Short problem => State how many lines contain the string "object", and write nothing else.

**** Dataset entries ****

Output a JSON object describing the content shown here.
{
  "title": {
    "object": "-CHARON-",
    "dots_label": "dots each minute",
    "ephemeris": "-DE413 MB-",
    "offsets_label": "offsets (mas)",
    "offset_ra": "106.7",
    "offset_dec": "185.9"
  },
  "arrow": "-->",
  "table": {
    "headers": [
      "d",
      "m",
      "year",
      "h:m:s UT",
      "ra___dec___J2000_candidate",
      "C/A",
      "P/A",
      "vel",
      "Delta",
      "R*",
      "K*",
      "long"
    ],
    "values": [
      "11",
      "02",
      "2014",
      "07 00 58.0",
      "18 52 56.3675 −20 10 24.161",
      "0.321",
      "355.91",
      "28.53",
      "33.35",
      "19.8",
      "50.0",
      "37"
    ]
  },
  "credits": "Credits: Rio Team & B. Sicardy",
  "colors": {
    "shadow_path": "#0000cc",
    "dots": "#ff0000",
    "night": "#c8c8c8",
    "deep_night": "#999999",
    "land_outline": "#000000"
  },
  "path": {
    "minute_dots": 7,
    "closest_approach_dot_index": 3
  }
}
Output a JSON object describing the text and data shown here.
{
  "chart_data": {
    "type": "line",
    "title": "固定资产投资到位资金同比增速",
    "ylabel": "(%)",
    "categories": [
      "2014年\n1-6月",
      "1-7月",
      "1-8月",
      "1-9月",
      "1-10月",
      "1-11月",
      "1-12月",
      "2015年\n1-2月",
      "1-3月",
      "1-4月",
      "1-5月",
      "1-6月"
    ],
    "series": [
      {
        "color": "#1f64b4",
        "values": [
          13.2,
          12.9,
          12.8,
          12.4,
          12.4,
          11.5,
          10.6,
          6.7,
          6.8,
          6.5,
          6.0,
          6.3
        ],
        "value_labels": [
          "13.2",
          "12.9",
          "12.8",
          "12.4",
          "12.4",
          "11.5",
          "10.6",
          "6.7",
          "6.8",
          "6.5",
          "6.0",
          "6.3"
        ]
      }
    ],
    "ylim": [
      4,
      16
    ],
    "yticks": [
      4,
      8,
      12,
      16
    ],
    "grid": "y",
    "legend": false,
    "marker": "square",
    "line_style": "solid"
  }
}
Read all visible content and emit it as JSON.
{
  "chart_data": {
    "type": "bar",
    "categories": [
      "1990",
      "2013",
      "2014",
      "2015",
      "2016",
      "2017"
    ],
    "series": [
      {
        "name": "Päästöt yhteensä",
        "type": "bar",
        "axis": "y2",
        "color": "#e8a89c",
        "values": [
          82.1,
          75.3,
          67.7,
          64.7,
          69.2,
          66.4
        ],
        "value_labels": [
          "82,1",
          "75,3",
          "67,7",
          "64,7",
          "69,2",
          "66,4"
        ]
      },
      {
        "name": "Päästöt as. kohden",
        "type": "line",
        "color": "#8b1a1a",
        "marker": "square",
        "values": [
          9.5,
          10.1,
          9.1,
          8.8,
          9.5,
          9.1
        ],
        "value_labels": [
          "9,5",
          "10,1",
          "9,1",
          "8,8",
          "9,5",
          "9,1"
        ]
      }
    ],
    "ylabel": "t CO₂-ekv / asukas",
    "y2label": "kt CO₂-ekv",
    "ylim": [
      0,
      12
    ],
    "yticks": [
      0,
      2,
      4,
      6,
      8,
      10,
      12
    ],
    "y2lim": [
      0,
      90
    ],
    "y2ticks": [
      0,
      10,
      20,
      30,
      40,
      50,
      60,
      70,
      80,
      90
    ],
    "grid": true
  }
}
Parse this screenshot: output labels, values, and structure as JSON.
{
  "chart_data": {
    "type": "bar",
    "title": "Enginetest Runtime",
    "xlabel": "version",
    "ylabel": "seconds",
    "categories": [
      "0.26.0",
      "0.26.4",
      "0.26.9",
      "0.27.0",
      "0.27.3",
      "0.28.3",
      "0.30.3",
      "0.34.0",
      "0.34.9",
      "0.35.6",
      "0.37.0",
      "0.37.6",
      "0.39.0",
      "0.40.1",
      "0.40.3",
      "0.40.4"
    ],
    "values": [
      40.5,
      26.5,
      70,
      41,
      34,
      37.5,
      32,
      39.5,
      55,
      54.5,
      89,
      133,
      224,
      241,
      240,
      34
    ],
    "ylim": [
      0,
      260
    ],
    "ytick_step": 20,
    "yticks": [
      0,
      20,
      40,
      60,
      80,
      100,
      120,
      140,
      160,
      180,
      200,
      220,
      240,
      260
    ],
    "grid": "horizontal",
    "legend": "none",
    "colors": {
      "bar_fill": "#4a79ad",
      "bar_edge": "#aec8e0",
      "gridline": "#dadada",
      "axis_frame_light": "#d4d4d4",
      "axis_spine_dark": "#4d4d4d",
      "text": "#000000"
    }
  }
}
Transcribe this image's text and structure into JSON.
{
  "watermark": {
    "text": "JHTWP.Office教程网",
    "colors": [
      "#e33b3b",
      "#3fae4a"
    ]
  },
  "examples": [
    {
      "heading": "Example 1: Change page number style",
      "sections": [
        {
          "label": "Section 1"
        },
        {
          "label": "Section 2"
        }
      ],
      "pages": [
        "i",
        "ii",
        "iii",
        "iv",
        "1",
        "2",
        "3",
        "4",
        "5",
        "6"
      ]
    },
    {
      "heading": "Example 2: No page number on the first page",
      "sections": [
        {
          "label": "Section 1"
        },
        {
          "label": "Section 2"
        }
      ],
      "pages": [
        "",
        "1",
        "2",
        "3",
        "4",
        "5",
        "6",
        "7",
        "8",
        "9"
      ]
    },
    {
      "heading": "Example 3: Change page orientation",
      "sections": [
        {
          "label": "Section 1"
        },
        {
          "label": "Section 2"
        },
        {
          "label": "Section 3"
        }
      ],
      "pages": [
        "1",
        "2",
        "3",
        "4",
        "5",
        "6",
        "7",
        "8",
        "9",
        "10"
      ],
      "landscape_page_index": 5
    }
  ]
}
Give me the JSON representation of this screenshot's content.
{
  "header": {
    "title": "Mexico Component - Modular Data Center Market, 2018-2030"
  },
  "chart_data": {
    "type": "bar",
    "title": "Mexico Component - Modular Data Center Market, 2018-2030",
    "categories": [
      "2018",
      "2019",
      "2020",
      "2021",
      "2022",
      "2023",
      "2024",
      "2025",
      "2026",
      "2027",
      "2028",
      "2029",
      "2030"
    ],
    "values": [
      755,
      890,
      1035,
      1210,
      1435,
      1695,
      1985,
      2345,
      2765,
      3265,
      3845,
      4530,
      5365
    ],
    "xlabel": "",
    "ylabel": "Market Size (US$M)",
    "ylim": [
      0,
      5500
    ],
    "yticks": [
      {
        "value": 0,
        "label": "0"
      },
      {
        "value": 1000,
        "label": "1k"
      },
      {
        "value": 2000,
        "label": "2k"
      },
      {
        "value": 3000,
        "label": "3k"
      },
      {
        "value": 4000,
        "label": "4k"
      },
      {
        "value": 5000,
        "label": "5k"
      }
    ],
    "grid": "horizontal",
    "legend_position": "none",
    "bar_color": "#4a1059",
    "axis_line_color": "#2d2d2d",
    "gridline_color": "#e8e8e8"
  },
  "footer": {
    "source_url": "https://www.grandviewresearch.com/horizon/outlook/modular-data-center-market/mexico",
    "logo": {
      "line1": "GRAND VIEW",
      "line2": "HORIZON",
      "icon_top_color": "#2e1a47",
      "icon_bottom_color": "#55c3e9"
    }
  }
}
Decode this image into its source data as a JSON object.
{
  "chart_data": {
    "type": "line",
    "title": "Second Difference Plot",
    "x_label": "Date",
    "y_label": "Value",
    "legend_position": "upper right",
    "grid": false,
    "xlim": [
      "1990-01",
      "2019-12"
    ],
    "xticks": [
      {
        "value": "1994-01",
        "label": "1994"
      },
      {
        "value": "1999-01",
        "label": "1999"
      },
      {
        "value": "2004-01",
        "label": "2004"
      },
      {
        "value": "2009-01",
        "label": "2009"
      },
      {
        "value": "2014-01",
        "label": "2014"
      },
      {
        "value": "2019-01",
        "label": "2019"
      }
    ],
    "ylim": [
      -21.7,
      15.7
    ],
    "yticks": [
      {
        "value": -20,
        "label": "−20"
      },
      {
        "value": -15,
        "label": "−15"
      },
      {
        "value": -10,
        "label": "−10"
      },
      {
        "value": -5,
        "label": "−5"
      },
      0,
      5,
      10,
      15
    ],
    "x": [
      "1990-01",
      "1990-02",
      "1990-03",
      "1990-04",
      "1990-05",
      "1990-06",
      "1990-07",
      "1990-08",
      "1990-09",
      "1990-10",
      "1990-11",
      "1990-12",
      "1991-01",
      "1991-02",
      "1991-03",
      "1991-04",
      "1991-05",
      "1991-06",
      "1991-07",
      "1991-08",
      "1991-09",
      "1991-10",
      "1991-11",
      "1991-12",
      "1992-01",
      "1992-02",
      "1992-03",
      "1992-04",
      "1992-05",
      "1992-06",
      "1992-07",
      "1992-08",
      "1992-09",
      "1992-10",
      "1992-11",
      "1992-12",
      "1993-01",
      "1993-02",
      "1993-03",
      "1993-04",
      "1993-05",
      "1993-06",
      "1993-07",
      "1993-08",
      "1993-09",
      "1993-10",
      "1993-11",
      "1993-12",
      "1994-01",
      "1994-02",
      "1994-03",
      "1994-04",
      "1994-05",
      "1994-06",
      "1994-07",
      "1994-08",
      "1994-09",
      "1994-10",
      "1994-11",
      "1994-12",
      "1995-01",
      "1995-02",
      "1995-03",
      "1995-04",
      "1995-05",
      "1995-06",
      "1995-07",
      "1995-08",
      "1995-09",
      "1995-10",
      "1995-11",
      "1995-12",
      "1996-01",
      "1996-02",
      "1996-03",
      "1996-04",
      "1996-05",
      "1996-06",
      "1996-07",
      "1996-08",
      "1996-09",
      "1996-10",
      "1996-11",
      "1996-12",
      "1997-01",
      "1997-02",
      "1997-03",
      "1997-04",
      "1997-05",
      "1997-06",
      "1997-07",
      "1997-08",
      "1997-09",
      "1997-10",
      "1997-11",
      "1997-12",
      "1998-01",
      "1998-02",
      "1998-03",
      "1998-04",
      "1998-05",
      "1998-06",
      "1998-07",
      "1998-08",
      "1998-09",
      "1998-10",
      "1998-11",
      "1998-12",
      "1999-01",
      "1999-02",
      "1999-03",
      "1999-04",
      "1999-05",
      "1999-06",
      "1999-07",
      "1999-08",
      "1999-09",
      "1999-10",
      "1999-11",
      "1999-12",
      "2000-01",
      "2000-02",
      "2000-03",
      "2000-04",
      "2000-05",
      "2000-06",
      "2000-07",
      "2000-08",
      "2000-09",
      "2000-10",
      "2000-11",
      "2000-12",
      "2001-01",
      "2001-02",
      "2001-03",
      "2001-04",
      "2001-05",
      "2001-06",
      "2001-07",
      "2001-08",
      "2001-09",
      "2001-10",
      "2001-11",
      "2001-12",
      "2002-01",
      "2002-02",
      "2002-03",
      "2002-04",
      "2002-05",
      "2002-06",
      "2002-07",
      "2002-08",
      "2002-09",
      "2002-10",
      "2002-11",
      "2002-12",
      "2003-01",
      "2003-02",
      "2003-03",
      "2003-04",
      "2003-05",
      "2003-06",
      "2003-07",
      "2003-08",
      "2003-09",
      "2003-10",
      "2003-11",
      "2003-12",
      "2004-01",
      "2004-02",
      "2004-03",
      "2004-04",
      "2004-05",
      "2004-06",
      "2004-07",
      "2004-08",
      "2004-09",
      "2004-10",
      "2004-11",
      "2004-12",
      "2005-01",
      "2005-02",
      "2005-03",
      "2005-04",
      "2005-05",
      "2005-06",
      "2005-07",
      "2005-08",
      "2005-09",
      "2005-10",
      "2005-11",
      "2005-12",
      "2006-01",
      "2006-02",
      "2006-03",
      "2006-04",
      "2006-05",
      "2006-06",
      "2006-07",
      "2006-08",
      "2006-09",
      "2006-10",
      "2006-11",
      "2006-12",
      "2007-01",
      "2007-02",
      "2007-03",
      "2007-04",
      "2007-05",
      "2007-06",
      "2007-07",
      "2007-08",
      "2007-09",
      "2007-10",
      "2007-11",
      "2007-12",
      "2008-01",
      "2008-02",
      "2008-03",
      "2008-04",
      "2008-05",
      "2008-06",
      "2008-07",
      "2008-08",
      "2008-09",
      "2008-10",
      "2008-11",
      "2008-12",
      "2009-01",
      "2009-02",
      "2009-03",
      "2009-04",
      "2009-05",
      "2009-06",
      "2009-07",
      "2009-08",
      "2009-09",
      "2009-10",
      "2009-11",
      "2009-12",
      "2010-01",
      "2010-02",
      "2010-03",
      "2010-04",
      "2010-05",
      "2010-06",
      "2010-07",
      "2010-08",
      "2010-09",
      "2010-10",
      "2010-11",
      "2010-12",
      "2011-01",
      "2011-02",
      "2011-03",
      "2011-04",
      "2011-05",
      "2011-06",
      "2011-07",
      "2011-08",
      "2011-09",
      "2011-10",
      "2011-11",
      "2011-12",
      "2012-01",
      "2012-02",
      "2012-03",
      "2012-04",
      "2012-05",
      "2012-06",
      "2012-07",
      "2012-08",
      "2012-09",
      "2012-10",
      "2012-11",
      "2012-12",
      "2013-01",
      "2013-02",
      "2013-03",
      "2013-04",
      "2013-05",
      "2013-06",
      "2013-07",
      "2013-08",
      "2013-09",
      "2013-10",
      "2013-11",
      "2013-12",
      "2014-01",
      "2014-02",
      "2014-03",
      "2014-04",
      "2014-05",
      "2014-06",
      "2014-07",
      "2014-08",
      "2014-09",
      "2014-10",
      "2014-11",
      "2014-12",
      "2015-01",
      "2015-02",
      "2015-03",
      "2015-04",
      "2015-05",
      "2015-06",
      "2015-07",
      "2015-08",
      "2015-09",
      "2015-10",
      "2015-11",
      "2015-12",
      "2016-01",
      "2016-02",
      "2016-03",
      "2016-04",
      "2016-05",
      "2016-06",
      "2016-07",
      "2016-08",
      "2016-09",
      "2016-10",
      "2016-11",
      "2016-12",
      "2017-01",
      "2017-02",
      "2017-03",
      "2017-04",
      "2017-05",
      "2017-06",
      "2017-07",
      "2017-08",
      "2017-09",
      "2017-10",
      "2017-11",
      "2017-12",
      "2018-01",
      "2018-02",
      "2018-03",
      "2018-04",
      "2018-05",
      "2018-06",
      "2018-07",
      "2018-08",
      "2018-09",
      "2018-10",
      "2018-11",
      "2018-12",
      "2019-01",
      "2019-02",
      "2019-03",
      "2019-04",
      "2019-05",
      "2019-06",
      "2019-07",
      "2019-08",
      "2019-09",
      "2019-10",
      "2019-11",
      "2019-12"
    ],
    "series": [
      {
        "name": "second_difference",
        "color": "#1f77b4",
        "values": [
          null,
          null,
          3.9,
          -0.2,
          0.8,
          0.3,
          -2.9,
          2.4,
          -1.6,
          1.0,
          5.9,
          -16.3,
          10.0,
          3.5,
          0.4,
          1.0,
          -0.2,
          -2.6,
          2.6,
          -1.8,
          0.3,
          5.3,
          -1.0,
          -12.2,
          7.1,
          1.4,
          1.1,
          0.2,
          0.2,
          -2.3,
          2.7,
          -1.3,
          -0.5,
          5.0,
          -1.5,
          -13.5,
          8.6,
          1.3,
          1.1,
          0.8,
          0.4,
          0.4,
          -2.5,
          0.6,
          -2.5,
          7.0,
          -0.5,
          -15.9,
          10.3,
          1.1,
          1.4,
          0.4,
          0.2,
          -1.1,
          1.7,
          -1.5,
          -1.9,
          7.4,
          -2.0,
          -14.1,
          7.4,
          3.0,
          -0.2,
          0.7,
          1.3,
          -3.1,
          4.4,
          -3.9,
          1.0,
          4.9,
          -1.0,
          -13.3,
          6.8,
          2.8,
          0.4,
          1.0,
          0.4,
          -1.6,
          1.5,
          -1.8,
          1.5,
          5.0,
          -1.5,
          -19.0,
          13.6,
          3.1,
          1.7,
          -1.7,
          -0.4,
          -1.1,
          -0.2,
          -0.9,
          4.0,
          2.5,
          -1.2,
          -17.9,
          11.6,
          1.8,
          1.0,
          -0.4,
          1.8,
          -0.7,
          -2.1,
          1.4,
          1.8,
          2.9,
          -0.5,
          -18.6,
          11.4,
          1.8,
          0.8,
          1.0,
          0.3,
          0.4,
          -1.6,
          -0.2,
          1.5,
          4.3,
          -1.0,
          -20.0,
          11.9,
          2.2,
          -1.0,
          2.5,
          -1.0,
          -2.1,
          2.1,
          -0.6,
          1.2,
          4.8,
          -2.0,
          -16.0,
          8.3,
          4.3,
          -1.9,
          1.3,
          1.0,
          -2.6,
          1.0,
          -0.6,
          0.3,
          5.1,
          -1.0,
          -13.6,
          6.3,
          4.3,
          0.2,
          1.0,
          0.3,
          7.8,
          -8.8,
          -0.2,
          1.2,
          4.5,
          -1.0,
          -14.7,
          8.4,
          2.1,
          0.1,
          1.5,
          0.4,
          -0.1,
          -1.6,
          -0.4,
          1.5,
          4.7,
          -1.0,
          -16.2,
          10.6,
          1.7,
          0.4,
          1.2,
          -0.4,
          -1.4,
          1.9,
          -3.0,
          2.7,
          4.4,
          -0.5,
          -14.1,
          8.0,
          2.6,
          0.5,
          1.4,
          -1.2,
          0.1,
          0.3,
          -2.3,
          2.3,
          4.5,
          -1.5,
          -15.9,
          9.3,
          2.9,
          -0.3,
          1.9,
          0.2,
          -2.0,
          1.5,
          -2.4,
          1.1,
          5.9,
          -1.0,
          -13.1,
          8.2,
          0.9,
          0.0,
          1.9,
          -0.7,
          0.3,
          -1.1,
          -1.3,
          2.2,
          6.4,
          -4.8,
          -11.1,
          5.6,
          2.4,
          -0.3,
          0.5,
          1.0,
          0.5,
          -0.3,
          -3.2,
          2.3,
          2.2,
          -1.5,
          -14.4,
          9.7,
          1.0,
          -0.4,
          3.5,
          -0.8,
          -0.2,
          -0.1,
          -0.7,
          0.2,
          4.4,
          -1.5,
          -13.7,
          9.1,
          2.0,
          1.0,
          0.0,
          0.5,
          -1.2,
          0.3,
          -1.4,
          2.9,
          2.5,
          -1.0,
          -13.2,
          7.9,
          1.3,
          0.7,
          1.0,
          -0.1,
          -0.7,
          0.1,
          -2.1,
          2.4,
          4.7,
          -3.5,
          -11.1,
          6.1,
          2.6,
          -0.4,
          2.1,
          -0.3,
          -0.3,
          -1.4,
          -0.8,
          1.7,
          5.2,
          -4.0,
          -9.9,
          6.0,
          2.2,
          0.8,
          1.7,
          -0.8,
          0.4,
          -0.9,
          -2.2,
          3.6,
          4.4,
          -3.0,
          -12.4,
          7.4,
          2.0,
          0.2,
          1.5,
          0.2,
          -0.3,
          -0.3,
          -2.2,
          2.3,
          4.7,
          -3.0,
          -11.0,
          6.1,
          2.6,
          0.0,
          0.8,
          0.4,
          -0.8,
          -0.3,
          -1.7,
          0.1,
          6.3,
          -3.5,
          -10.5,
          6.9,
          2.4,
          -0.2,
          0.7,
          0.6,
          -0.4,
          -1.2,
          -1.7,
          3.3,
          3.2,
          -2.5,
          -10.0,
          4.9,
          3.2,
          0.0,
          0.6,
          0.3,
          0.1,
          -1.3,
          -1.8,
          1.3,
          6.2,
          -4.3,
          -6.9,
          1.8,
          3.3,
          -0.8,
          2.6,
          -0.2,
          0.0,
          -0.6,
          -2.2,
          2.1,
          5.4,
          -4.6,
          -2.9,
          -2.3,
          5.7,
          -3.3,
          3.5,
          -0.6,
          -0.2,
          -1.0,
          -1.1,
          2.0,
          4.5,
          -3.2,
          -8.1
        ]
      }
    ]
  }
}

****

Result => 4